WRITTEN REQUEST:
Reproduce the listing below character for character; drop every image.

==== STORED ROWS

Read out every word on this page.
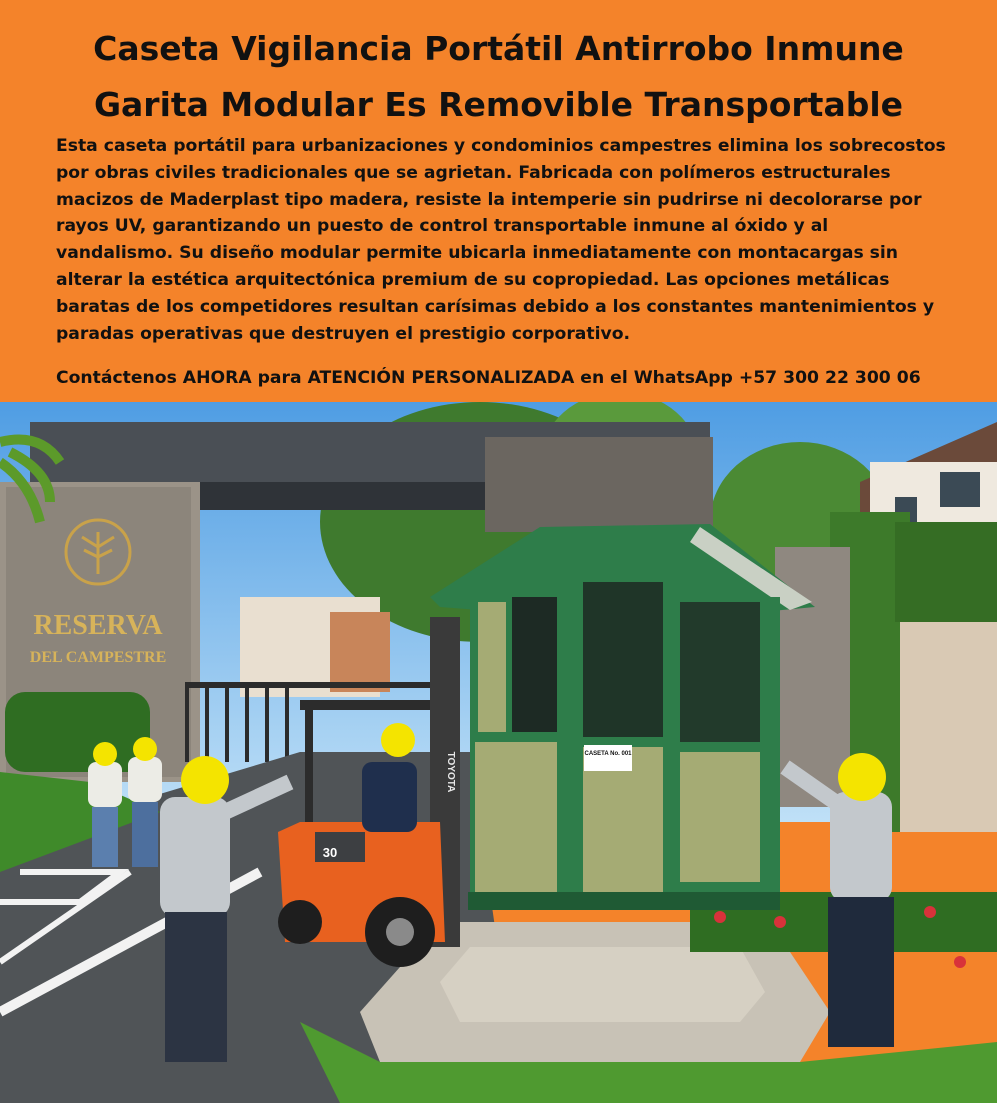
Caseta Vigilancia Portátil Antirrobo Inmune
Garita Modular Es Removible Transportable
Esta caseta portátil para urbanizaciones y condominios campestres elimina los sobrecostos
por obras civiles tradicionales que se agrietan. Fabricada con polímeros estructurales
macizos de Maderplast tipo madera, resiste la intemperie sin pudrirse ni decolorarse por
rayos UV, garantizando un puesto de control transportable inmune al óxido y al
vandalismo. Su diseño modular permite ubicarla inmediatamente con montacargas sin
alterar la estética arquitectónica premium de su copropiedad. Las opciones metálicas
baratas de los competidores resultan carísimas debido a los constantes mantenimientos y
paradas operativas que destruyen el prestigio corporativo.
Contáctenos AHORA para ATENCIÓN PERSONALIZADA en el WhatsApp +57 300 22 300 06
RESERVA
DEL CAMPESTRE
CASETA No. 001
TOYOTA
30
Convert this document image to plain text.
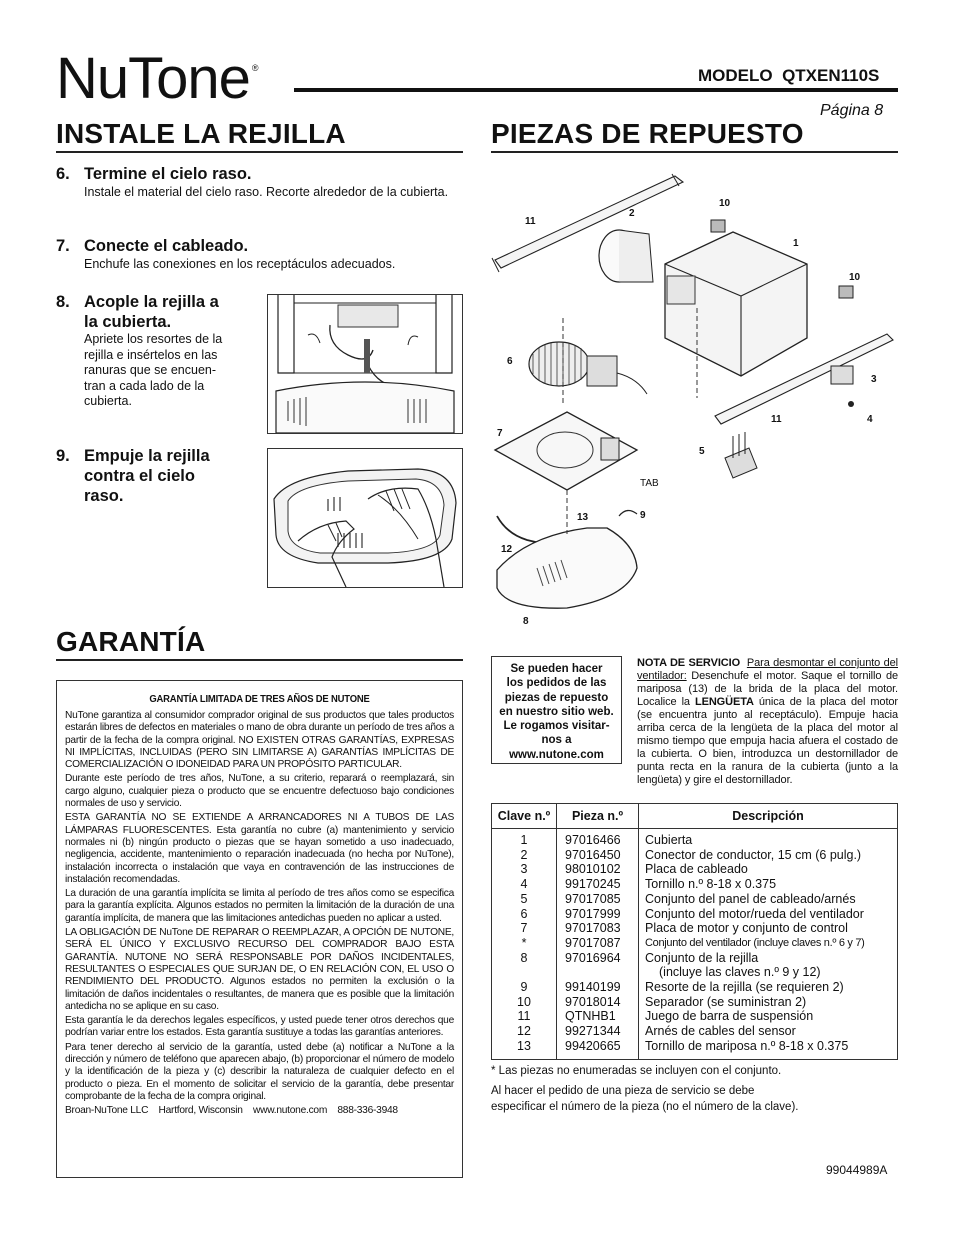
NuTone ®	MODELO QTXEN110S
Página 8
INSTALE LA REJILLA
6. Termine el cielo raso.
Instale el material del cielo raso. Recorte alrededor de la cubierta.
7. Conecte el cableado.
Enchufe las conexiones en los receptáculos adecuados.
8. Acople la rejilla a
la cubierta.
Apriete los resortes de la
rejilla e insértelos en las
ranuras que se encuen-
tran a cada lado de la
cubierta.
9. Empuje la rejilla
contra el cielo
raso.
PIEZAS DE REPUESTO
11
2
10
1
10
6
3
11	4
7
5
TAB
9
13
12
8
GARANTÍA
GARANTÍA LIMITADA DE TRES AÑOS DE NUTONE
NuTone garantiza al consumidor comprador original de sus productos que tales productos estarán libres de defectos en materiales o mano de obra durante un período de tres años a partir de la fecha de la compra original. NO EXISTEN OTRAS GARANTÍAS, EXPRESAS NI IMPLÍCITAS, INCLUIDAS (PERO SIN LIMITARSE A) GARANTÍAS IMPLÍCITAS DE COMERCIALIZACIÓN O IDONEIDAD PARA UN PROPÓSITO PARTICULAR.
Durante este período de tres años, NuTone, a su criterio, reparará o reemplazará, sin cargo alguno, cualquier pieza o producto que se encuentre defectuoso bajo condiciones normales de uso y servicio.
ESTA GARANTÍA NO SE EXTIENDE A ARRANCADORES NI A TUBOS DE LAS LÁMPARAS FLUORESCENTES. Esta garantía no cubre (a) mantenimiento y servicio normales ni (b) ningún producto o piezas que se hayan sometido a uso inadecuado, negligencia, accidente, mantenimiento o reparación inadecuada (no hecha por NuTone), instalación incorrecta o instalación que vaya en contravención de las instrucciones de instalación recomendadas.
La duración de una garantía implícita se limita al período de tres años como se especifica para la garantía explícita. Algunos estados no permiten la limitación de la duración de una garantía implícita, de manera que las limitaciones antedichas pueden no aplicar a usted.
LA OBLIGACIÓN DE NuTone DE REPARAR O REEMPLAZAR, A OPCIÓN DE NUTONE, SERÁ EL ÚNICO Y EXCLUSIVO RECURSO DEL COMPRADOR BAJO ESTA GARANTÍA. NUTONE NO SERÁ RESPONSABLE POR DAÑOS INCIDENTALES, RESULTANTES O ESPECIALES QUE SURJAN DE, O EN RELACIÓN CON, EL USO O RENDIMIENTO DEL PRODUCTO. Algunos estados no permiten la exclusión o la limitación de daños incidentales o resultantes, de manera que es posible que la limitación antedicha no se aplique en su caso.
Esta garantía le da derechos legales específicos, y usted puede tener otros derechos que podrían variar entre los estados. Esta garantía sustituye a todas las garantías anteriores.
Para tener derecho al servicio de la garantía, usted debe (a) notificar a NuTone a la dirección y número de teléfono que aparecen abajo, (b) proporcionar el número de modelo y la identificación de la pieza y (c) describir la naturaleza de cualquier defecto en el producto o pieza. En el momento de solicitar el servicio de la garantía, debe presentar comprobante de la fecha de la compra original.
Broan-NuTone LLC    Hartford, Wisconsin    www.nutone.com    888-336-3948
Se pueden hacer
los pedidos de las
piezas de repuesto
en nuestro sitio web.
Le rogamos visitar-
nos a
www.nutone.com
NOTA DE SERVICIO Para desmontar el conjunto del ventilador: Desenchufe el motor. Saque el tornillo de mariposa (13) de la brida de la placa del motor. Localice la LENGÜETA única de la placa del motor (se encuentra junto al receptáculo). Empuje hacia arriba cerca de la lengüeta de la placa del motor al mismo tiempo que empuja hacia afuera el costado de la cubierta. O bien, introduzca un destornillador de punta recta en la ranura de la cubierta (junto a la lengüeta) y gire el destornillador.
Clave n.º	Pieza n.º	Descripción
1	97016466	Cubierta
2	97016450	Conector de conductor, 15 cm (6 pulg.)
3	98010102	Placa de cableado
4	99170245	Tornillo n.º 8-18 x 0.375
5	97017085	Conjunto del panel de cableado/arnés
6	97017999	Conjunto del motor/rueda del ventilador
7	97017083	Placa de motor y conjunto de control
*	97017087	Conjunto del ventilador (incluye claves n.º 6 y 7)
8	97016964	Conjunto de la rejilla
		(incluye las claves n.º 9 y 12)
9	99140199	Resorte de la rejilla (se requieren 2)
10	97018014	Separador (se suministran 2)
11	QTNHB1	Juego de barra de suspensión
12	99271344	Arnés de cables del sensor
13	99420665	Tornillo de mariposa n.º 8-18 x 0.375
* Las piezas no enumeradas se incluyen con el conjunto.
Al hacer el pedido de una pieza de servicio se debe
especificar el número de la pieza (no el número de la clave).
99044989A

========

OUTPUT FOR THIS EXERCISE:
Read out every word on this page.
Caseta Vigilancia Portátil Antirrobo Inmune
Garita Modular Es Removible Transportable
Esta caseta portátil para urbanizaciones y condominios campestres elimina los sobrecostos
por obras civiles tradicionales que se agrietan. Fabricada con polímeros estructurales
macizos de Maderplast tipo madera, resiste la intemperie sin pudrirse ni decolorarse por
rayos UV, garantizando un puesto de control transportable inmune al óxido y al
vandalismo. Su diseño modular permite ubicarla inmediatamente con montacargas sin
alterar la estética arquitectónica premium de su copropiedad. Las opciones metálicas
baratas de los competidores resultan carísimas debido a los constantes mantenimientos y
paradas operativas que destruyen el prestigio corporativo.
Contáctenos AHORA para ATENCIÓN PERSONALIZADA en el WhatsApp +57 300 22 300 06
RESERVA
DEL CAMPESTRE
CASETA No. 001
TOYOTA
30
Convert this document image to plain text.
NuTone ®	MODELO QTXEN110S
Página 8
INSTALE LA REJILLA
6. Termine el cielo raso.
Instale el material del cielo raso. Recorte alrededor de la cubierta.
7. Conecte el cableado.
Enchufe las conexiones en los receptáculos adecuados.
8. Acople la rejilla a
la cubierta.
Apriete los resortes de la
rejilla e insértelos en las
ranuras que se encuen-
tran a cada lado de la
cubierta.
9. Empuje la rejilla
contra el cielo
raso.
PIEZAS DE REPUESTO
11
2
10
1
10
6
3
11	4
7
5
TAB
9
13
12
8
GARANTÍA
GARANTÍA LIMITADA DE TRES AÑOS DE NUTONE
NuTone garantiza al consumidor comprador original de sus productos que tales productos estarán libres de defectos en materiales o mano de obra durante un período de tres años a partir de la fecha de la compra original. NO EXISTEN OTRAS GARANTÍAS, EXPRESAS NI IMPLÍCITAS, INCLUIDAS (PERO SIN LIMITARSE A) GARANTÍAS IMPLÍCITAS DE COMERCIALIZACIÓN O IDONEIDAD PARA UN PROPÓSITO PARTICULAR.
Durante este período de tres años, NuTone, a su criterio, reparará o reemplazará, sin cargo alguno, cualquier pieza o producto que se encuentre defectuoso bajo condiciones normales de uso y servicio.
ESTA GARANTÍA NO SE EXTIENDE A ARRANCADORES NI A TUBOS DE LAS LÁMPARAS FLUORESCENTES. Esta garantía no cubre (a) mantenimiento y servicio normales ni (b) ningún producto o piezas que se hayan sometido a uso inadecuado, negligencia, accidente, mantenimiento o reparación inadecuada (no hecha por NuTone), instalación incorrecta o instalación que vaya en contravención de las instrucciones de instalación recomendadas.
La duración de una garantía implícita se limita al período de tres años como se especifica para la garantía explícita. Algunos estados no permiten la limitación de la duración de una garantía implícita, de manera que las limitaciones antedichas pueden no aplicar a usted.
LA OBLIGACIÓN DE NuTone DE REPARAR O REEMPLAZAR, A OPCIÓN DE NUTONE, SERÁ EL ÚNICO Y EXCLUSIVO RECURSO DEL COMPRADOR BAJO ESTA GARANTÍA. NUTONE NO SERÁ RESPONSABLE POR DAÑOS INCIDENTALES, RESULTANTES O ESPECIALES QUE SURJAN DE, O EN RELACIÓN CON, EL USO O RENDIMIENTO DEL PRODUCTO. Algunos estados no permiten la exclusión o la limitación de daños incidentales o resultantes, de manera que es posible que la limitación antedicha no se aplique en su caso.
Esta garantía le da derechos legales específicos, y usted puede tener otros derechos que podrían variar entre los estados. Esta garantía sustituye a todas las garantías anteriores.
Para tener derecho al servicio de la garantía, usted debe (a) notificar a NuTone a la dirección y número de teléfono que aparecen abajo, (b) proporcionar el número de modelo y la identificación de la pieza y (c) describir la naturaleza de cualquier defecto en el producto o pieza. En el momento de solicitar el servicio de la garantía, debe presentar comprobante de la fecha de la compra original.
Broan-NuTone LLC    Hartford, Wisconsin    www.nutone.com    888-336-3948
Se pueden hacer
los pedidos de las
piezas de repuesto
en nuestro sitio web.
Le rogamos visitar-
nos a
www.nutone.com
NOTA DE SERVICIO Para desmontar el conjunto del ventilador: Desenchufe el motor. Saque el tornillo de mariposa (13) de la brida de la placa del motor. Localice la LENGÜETA única de la placa del motor (se encuentra junto al receptáculo). Empuje hacia arriba cerca de la lengüeta de la placa del motor al mismo tiempo que empuja hacia afuera el costado de la cubierta. O bien, introduzca un destornillador de punta recta en la ranura de la cubierta (junto a la lengüeta) y gire el destornillador.
Clave n.º	Pieza n.º	Descripción
1	97016466	Cubierta
2	97016450	Conector de conductor, 15 cm (6 pulg.)
3	98010102	Placa de cableado
4	99170245	Tornillo n.º 8-18 x 0.375
5	97017085	Conjunto del panel de cableado/arnés
6	97017999	Conjunto del motor/rueda del ventilador
7	97017083	Placa de motor y conjunto de control
*	97017087	Conjunto del ventilador (incluye claves n.º 6 y 7)
8	97016964	Conjunto de la rejilla
		(incluye las claves n.º 9 y 12)
9	99140199	Resorte de la rejilla (se requieren 2)
10	97018014	Separador (se suministran 2)
11	QTNHB1	Juego de barra de suspensión
12	99271344	Arnés de cables del sensor
13	99420665	Tornillo de mariposa n.º 8-18 x 0.375
* Las piezas no enumeradas se incluyen con el conjunto.
Al hacer el pedido de una pieza de servicio se debe
especificar el número de la pieza (no el número de la clave).
99044989A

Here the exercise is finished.